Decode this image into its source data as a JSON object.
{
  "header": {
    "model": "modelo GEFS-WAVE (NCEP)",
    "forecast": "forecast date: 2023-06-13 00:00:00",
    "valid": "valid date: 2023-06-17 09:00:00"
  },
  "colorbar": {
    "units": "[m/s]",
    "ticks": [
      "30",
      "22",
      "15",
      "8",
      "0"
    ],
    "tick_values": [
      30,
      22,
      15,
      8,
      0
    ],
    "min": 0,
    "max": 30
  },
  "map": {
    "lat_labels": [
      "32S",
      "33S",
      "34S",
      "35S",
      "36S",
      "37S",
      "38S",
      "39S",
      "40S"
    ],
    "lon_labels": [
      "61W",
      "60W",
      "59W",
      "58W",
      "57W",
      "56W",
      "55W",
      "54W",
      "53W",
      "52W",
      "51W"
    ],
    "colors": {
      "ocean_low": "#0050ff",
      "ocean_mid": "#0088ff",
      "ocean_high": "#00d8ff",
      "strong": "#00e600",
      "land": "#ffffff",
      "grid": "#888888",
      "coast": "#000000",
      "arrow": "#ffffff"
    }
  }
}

▶ _THE PROBLEM_
Note each line of the entries that has "date" in it, and copy those lines.

▶ _ANSWER TO THIS PROBLEM_
    "forecast": "forecast date: 2023-06-13 00:00:00",
    "valid": "valid date: 2023-06-17 09:00:00"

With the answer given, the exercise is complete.